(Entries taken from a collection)
>> Begin

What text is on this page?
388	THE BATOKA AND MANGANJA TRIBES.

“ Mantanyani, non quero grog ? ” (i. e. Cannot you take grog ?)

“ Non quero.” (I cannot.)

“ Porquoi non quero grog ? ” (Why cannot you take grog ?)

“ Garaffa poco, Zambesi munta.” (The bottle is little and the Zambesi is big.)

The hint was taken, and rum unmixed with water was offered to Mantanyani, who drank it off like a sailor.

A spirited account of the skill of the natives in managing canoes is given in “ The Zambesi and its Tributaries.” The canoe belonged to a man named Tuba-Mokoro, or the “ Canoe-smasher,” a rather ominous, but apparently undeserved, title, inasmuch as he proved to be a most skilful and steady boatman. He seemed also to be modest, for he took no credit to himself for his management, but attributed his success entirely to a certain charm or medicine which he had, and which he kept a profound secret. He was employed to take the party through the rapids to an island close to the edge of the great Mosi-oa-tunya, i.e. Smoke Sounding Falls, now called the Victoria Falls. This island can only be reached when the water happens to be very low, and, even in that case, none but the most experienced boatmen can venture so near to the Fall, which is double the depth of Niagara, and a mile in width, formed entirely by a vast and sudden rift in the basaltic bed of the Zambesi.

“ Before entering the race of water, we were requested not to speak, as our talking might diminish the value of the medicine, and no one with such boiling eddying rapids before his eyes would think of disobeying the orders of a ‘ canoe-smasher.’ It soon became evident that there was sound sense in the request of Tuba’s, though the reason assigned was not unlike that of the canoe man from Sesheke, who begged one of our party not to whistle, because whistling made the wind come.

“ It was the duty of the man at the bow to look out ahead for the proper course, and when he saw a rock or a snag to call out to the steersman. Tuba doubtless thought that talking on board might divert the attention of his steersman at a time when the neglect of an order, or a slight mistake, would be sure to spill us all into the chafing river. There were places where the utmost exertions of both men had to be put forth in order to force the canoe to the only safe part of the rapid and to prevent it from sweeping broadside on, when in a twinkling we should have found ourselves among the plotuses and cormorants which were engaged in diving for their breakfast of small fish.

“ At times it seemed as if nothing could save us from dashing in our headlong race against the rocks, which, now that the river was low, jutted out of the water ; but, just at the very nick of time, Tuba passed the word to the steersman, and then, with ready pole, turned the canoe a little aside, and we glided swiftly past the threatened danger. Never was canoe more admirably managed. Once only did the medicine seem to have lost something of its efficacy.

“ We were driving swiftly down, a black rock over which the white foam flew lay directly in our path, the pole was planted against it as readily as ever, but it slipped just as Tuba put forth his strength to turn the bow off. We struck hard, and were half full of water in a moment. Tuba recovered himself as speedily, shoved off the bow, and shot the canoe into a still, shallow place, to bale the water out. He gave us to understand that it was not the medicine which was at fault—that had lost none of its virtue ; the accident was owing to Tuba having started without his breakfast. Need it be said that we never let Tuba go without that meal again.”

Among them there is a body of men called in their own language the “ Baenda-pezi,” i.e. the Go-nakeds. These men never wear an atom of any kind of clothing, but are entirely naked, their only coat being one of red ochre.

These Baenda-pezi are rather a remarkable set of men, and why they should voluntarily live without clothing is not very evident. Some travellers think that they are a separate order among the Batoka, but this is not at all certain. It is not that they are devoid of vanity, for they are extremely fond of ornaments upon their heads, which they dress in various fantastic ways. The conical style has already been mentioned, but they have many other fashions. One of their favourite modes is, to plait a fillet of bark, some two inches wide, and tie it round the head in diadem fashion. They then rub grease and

>> End

**The request:** Write out the whole listing exactly.

**Exercise answer:**
What text is on this page?
388	THE BATOKA AND MANGANJA TRIBES.

“ Mantanyani, non quero grog ? ” (i. e. Cannot you take grog ?)

“ Non quero.” (I cannot.)

“ Porquoi non quero grog ? ” (Why cannot you take grog ?)

“ Garaffa poco, Zambesi munta.” (The bottle is little and the Zambesi is big.)

The hint was taken, and rum unmixed with water was offered to Mantanyani, who drank it off like a sailor.

A spirited account of the skill of the natives in managing canoes is given in “ The Zambesi and its Tributaries.” The canoe belonged to a man named Tuba-Mokoro, or the “ Canoe-smasher,” a rather ominous, but apparently undeserved, title, inasmuch as he proved to be a most skilful and steady boatman. He seemed also to be modest, for he took no credit to himself for his management, but attributed his success entirely to a certain charm or medicine which he had, and which he kept a profound secret. He was employed to take the party through the rapids to an island close to the edge of the great Mosi-oa-tunya, i.e. Smoke Sounding Falls, now called the Victoria Falls. This island can only be reached when the water happens to be very low, and, even in that case, none but the most experienced boatmen can venture so near to the Fall, which is double the depth of Niagara, and a mile in width, formed entirely by a vast and sudden rift in the basaltic bed of the Zambesi.

“ Before entering the race of water, we were requested not to speak, as our talking might diminish the value of the medicine, and no one with such boiling eddying rapids before his eyes would think of disobeying the orders of a ‘ canoe-smasher.’ It soon became evident that there was sound sense in the request of Tuba’s, though the reason assigned was not unlike that of the canoe man from Sesheke, who begged one of our party not to whistle, because whistling made the wind come.

“ It was the duty of the man at the bow to look out ahead for the proper course, and when he saw a rock or a snag to call out to the steersman. Tuba doubtless thought that talking on board might divert the attention of his steersman at a time when the neglect of an order, or a slight mistake, would be sure to spill us all into the chafing river. There were places where the utmost exertions of both men had to be put forth in order to force the canoe to the only safe part of the rapid and to prevent it from sweeping broadside on, when in a twinkling we should have found ourselves among the plotuses and cormorants which were engaged in diving for their breakfast of small fish.

“ At times it seemed as if nothing could save us from dashing in our headlong race against the rocks, which, now that the river was low, jutted out of the water ; but, just at the very nick of time, Tuba passed the word to the steersman, and then, with ready pole, turned the canoe a little aside, and we glided swiftly past the threatened danger. Never was canoe more admirably managed. Once only did the medicine seem to have lost something of its efficacy.

“ We were driving swiftly down, a black rock over which the white foam flew lay directly in our path, the pole was planted against it as readily as ever, but it slipped just as Tuba put forth his strength to turn the bow off. We struck hard, and were half full of water in a moment. Tuba recovered himself as speedily, shoved off the bow, and shot the canoe into a still, shallow place, to bale the water out. He gave us to understand that it was not the medicine which was at fault—that had lost none of its virtue ; the accident was owing to Tuba having started without his breakfast. Need it be said that we never let Tuba go without that meal again.”

Among them there is a body of men called in their own language the “ Baenda-pezi,” i.e. the Go-nakeds. These men never wear an atom of any kind of clothing, but are entirely naked, their only coat being one of red ochre.

These Baenda-pezi are rather a remarkable set of men, and why they should voluntarily live without clothing is not very evident. Some travellers think that they are a separate order among the Batoka, but this is not at all certain. It is not that they are devoid of vanity, for they are extremely fond of ornaments upon their heads, which they dress in various fantastic ways. The conical style has already been mentioned, but they have many other fashions. One of their favourite modes is, to plait a fillet of bark, some two inches wide, and tie it round the head in diadem fashion. They then rub grease and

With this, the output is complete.